What is needed:
Send back the entries below exactly as they appear.

════════════════

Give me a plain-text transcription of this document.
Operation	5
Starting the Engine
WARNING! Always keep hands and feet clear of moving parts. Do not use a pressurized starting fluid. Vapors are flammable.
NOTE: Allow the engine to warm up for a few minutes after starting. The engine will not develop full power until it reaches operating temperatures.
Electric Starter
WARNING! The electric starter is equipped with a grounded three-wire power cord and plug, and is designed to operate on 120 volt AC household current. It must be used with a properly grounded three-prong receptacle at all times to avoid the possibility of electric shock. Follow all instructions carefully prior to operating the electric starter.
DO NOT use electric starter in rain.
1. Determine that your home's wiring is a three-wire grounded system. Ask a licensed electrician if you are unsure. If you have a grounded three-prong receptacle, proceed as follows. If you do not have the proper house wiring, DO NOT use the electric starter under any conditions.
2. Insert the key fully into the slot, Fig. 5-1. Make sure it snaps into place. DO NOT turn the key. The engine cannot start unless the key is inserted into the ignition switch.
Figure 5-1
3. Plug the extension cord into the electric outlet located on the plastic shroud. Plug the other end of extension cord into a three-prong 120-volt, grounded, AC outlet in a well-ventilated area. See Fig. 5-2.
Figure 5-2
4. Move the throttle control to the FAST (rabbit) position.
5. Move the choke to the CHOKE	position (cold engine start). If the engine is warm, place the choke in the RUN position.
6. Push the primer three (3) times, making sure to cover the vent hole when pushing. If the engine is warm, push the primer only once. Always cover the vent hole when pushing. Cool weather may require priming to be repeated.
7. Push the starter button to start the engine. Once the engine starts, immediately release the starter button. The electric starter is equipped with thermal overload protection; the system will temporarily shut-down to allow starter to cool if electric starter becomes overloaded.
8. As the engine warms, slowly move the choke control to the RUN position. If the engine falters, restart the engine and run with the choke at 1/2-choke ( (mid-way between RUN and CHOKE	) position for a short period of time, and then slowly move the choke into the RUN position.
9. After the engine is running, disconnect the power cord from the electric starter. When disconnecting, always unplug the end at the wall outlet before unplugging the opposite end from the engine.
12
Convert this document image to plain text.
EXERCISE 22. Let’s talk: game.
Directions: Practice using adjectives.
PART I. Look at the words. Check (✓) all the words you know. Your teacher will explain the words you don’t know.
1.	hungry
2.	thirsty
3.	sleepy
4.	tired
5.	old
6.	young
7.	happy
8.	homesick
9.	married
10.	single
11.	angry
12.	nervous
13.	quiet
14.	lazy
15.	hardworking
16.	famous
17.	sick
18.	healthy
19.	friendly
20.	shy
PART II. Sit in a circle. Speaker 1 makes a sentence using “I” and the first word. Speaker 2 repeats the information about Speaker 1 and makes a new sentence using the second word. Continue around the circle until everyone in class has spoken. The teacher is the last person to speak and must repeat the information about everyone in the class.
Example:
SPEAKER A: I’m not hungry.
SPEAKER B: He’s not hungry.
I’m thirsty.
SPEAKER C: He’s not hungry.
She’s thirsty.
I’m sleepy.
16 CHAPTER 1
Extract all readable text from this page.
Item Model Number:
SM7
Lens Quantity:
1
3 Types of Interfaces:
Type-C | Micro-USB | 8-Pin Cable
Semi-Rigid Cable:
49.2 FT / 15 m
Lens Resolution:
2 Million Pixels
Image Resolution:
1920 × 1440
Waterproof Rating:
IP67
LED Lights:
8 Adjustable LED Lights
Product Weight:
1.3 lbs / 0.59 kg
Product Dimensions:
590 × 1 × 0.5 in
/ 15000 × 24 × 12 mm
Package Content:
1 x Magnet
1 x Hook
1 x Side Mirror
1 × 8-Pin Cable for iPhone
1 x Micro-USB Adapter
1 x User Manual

════════════════

Full response:
Give me a plain-text transcription of this document.
Operation	5
Starting the Engine
WARNING! Always keep hands and feet clear of moving parts. Do not use a pressurized starting fluid. Vapors are flammable.
NOTE: Allow the engine to warm up for a few minutes after starting. The engine will not develop full power until it reaches operating temperatures.
Electric Starter
WARNING! The electric starter is equipped with a grounded three-wire power cord and plug, and is designed to operate on 120 volt AC household current. It must be used with a properly grounded three-prong receptacle at all times to avoid the possibility of electric shock. Follow all instructions carefully prior to operating the electric starter.
DO NOT use electric starter in rain.
1. Determine that your home's wiring is a three-wire grounded system. Ask a licensed electrician if you are unsure. If you have a grounded three-prong receptacle, proceed as follows. If you do not have the proper house wiring, DO NOT use the electric starter under any conditions.
2. Insert the key fully into the slot, Fig. 5-1. Make sure it snaps into place. DO NOT turn the key. The engine cannot start unless the key is inserted into the ignition switch.
Figure 5-1
3. Plug the extension cord into the electric outlet located on the plastic shroud. Plug the other end of extension cord into a three-prong 120-volt, grounded, AC outlet in a well-ventilated area. See Fig. 5-2.
Figure 5-2
4. Move the throttle control to the FAST (rabbit) position.
5. Move the choke to the CHOKE	position (cold engine start). If the engine is warm, place the choke in the RUN position.
6. Push the primer three (3) times, making sure to cover the vent hole when pushing. If the engine is warm, push the primer only once. Always cover the vent hole when pushing. Cool weather may require priming to be repeated.
7. Push the starter button to start the engine. Once the engine starts, immediately release the starter button. The electric starter is equipped with thermal overload protection; the system will temporarily shut-down to allow starter to cool if electric starter becomes overloaded.
8. As the engine warms, slowly move the choke control to the RUN position. If the engine falters, restart the engine and run with the choke at 1/2-choke ( (mid-way between RUN and CHOKE	) position for a short period of time, and then slowly move the choke into the RUN position.
9. After the engine is running, disconnect the power cord from the electric starter. When disconnecting, always unplug the end at the wall outlet before unplugging the opposite end from the engine.
12
Convert this document image to plain text.
EXERCISE 22. Let’s talk: game.
Directions: Practice using adjectives.
PART I. Look at the words. Check (✓) all the words you know. Your teacher will explain the words you don’t know.
1.	hungry
2.	thirsty
3.	sleepy
4.	tired
5.	old
6.	young
7.	happy
8.	homesick
9.	married
10.	single
11.	angry
12.	nervous
13.	quiet
14.	lazy
15.	hardworking
16.	famous
17.	sick
18.	healthy
19.	friendly
20.	shy
PART II. Sit in a circle. Speaker 1 makes a sentence using “I” and the first word. Speaker 2 repeats the information about Speaker 1 and makes a new sentence using the second word. Continue around the circle until everyone in class has spoken. The teacher is the last person to speak and must repeat the information about everyone in the class.
Example:
SPEAKER A: I’m not hungry.
SPEAKER B: He’s not hungry.
I’m thirsty.
SPEAKER C: He’s not hungry.
She’s thirsty.
I’m sleepy.
16 CHAPTER 1
Extract all readable text from this page.
Item Model Number:
SM7
Lens Quantity:
1
3 Types of Interfaces:
Type-C | Micro-USB | 8-Pin Cable
Semi-Rigid Cable:
49.2 FT / 15 m
Lens Resolution:
2 Million Pixels
Image Resolution:
1920 × 1440
Waterproof Rating:
IP67
LED Lights:
8 Adjustable LED Lights
Product Weight:
1.3 lbs / 0.59 kg
Product Dimensions:
590 × 1 × 0.5 in
/ 15000 × 24 × 12 mm
Package Content:
1 x Magnet
1 x Hook
1 x Side Mirror
1 × 8-Pin Cable for iPhone
1 x Micro-USB Adapter
1 x User Manual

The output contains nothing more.